Extract all lines from the data beneath that include the word "Deliveries".

Saved entries:
+---+
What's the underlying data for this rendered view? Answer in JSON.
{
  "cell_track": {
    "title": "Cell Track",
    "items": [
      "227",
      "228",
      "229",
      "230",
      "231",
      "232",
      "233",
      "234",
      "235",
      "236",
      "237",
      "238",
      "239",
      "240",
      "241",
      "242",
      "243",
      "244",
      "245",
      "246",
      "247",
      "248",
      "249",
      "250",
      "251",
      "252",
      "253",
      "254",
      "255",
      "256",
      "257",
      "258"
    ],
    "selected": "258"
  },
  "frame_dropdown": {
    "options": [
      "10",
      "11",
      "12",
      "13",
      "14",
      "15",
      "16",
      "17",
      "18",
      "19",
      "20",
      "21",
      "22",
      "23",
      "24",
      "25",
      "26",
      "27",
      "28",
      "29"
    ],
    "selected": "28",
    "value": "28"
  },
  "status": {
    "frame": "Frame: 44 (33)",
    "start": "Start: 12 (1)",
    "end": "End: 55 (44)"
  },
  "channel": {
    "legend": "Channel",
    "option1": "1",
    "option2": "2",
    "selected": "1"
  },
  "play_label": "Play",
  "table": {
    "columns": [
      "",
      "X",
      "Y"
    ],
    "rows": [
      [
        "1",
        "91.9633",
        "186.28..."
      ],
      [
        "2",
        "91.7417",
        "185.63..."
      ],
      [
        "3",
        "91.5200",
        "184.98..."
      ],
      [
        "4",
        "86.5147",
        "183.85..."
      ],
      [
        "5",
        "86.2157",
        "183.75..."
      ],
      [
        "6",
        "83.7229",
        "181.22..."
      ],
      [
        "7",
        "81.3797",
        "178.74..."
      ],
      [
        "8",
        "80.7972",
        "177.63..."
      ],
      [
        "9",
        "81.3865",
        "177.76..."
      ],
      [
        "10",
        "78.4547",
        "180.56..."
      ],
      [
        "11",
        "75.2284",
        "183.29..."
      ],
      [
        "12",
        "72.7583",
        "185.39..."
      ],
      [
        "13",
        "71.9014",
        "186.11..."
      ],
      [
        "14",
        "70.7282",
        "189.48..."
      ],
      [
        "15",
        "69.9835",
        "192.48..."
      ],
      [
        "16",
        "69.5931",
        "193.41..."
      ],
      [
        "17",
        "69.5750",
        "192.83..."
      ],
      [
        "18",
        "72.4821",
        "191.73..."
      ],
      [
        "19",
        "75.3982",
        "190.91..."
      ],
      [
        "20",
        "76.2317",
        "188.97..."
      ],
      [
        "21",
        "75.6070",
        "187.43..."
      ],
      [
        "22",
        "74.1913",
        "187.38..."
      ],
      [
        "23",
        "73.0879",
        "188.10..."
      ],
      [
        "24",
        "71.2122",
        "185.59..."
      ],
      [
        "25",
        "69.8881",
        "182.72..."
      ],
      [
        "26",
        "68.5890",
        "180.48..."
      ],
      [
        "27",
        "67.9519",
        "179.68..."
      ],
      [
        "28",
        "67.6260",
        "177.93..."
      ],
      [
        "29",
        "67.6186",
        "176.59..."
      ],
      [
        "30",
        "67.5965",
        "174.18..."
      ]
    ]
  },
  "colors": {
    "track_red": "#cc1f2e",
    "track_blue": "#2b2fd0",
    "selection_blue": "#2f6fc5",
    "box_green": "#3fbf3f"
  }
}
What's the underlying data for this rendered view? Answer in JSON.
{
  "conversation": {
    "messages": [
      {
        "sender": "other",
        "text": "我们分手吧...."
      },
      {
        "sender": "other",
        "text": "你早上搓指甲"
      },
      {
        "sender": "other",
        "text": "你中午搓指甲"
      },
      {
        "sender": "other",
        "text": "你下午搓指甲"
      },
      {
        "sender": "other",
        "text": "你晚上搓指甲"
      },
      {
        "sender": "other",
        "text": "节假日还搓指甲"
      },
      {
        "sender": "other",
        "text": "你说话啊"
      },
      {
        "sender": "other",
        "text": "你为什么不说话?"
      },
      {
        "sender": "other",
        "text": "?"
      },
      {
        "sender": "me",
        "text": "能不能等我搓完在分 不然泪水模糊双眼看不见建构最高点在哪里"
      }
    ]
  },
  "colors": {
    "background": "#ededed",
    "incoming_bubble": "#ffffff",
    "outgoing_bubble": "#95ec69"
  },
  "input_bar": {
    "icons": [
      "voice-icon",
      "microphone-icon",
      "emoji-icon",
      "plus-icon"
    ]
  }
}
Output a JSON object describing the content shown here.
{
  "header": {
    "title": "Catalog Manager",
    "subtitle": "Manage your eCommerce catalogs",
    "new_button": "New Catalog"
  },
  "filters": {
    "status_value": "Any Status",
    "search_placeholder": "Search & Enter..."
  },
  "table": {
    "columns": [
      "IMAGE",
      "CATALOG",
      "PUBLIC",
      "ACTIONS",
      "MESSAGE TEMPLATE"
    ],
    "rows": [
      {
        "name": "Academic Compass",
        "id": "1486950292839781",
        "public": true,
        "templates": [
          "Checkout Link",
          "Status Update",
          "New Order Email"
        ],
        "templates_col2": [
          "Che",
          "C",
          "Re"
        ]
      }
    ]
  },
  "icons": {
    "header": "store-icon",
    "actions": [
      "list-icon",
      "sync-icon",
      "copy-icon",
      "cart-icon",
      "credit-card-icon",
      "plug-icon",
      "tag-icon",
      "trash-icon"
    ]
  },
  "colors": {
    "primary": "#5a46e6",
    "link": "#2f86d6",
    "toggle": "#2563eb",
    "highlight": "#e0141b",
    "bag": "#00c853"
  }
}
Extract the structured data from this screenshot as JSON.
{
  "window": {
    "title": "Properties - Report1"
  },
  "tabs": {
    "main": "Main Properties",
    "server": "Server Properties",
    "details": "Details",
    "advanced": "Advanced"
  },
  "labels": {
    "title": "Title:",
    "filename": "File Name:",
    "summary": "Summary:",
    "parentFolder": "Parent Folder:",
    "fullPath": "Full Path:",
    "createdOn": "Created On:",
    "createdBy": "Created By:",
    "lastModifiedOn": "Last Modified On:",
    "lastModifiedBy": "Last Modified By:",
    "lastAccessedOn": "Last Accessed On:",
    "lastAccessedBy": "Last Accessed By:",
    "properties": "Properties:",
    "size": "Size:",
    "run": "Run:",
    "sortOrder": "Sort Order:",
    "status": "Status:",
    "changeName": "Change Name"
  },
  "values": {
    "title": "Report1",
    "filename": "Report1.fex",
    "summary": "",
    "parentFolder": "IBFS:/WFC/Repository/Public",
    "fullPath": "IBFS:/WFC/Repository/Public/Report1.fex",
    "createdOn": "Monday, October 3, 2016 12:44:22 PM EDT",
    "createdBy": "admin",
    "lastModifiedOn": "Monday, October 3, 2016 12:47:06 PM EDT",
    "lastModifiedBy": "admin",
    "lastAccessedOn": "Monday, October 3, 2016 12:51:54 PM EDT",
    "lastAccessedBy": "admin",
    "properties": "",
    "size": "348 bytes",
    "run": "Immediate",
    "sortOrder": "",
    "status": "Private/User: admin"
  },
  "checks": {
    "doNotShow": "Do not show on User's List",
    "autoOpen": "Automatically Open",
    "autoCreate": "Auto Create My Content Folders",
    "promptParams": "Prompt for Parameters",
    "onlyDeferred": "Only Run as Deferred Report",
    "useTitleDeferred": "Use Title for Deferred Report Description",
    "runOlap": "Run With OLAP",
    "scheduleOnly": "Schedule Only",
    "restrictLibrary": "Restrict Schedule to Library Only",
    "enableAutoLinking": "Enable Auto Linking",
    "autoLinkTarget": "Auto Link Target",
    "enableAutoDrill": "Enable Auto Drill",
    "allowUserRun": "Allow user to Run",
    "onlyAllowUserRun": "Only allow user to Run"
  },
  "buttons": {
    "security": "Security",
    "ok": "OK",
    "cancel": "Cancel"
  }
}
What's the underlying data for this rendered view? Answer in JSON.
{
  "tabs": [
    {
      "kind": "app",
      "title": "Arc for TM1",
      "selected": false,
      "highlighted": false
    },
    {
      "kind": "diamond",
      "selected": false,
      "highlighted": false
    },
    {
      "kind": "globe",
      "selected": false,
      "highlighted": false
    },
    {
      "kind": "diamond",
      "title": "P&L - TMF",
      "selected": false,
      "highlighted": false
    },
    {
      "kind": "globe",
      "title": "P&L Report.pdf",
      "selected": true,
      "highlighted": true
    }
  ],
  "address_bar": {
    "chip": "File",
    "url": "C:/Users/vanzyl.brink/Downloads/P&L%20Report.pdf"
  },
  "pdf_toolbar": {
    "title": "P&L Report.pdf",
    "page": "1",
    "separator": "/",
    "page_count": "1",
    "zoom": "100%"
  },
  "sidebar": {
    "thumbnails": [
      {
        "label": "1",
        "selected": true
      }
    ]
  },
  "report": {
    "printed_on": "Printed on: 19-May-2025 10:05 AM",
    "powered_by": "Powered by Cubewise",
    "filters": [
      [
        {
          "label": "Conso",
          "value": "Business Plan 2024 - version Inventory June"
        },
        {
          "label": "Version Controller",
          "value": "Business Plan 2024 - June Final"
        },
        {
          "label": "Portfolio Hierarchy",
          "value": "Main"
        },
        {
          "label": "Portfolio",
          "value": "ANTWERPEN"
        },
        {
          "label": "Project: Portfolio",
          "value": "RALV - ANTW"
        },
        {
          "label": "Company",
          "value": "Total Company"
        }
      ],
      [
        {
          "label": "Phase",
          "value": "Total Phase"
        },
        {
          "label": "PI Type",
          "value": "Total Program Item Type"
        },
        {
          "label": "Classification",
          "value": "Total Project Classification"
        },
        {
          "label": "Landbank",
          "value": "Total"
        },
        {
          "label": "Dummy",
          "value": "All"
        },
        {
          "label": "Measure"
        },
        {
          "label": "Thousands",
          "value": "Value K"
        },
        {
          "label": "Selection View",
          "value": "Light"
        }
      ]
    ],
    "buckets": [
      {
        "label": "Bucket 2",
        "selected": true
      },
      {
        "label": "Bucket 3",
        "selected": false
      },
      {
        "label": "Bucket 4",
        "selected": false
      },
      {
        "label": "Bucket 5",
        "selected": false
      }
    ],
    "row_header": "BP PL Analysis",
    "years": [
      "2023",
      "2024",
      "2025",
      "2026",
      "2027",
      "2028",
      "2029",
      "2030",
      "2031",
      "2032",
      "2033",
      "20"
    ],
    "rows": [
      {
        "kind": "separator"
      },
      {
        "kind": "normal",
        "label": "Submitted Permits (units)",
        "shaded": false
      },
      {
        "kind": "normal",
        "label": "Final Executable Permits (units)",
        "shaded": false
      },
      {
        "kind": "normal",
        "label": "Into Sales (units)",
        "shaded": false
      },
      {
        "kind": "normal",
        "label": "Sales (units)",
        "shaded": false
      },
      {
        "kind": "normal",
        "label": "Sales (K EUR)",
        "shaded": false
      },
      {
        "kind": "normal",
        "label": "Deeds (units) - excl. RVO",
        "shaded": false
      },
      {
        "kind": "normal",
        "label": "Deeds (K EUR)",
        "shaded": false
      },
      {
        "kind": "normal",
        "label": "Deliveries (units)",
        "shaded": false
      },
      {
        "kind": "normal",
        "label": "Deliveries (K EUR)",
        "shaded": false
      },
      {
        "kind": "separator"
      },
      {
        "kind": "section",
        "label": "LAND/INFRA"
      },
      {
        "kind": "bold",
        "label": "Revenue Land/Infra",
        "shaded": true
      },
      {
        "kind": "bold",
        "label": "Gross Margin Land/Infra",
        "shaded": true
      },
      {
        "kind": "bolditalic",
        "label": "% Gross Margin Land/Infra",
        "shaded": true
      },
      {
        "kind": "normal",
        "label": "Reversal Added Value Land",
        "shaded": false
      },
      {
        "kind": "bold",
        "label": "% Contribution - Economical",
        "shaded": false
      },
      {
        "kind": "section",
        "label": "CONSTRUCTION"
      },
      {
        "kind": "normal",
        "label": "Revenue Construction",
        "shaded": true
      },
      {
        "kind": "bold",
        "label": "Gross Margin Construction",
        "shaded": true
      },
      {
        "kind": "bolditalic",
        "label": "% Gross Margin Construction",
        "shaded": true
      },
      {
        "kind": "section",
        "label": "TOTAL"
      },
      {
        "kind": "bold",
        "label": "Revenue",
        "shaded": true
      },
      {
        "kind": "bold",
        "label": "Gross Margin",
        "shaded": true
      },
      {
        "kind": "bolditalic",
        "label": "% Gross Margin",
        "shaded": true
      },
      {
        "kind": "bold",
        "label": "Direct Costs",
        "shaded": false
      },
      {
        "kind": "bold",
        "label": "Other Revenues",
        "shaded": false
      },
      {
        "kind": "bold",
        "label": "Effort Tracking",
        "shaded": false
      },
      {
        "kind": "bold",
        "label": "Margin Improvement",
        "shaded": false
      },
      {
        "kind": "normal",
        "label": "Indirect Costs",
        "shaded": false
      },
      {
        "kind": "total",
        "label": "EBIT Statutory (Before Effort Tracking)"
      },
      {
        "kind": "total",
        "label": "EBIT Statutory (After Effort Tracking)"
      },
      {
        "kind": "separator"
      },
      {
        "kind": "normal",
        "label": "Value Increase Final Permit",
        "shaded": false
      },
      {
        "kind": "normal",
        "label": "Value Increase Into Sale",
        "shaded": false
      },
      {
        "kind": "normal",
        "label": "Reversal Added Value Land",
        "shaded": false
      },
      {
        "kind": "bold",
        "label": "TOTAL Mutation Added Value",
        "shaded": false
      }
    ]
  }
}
+---+
*Expected answer:*
        "label": "Deliveries (units)",
        "label": "Deliveries (K EUR)",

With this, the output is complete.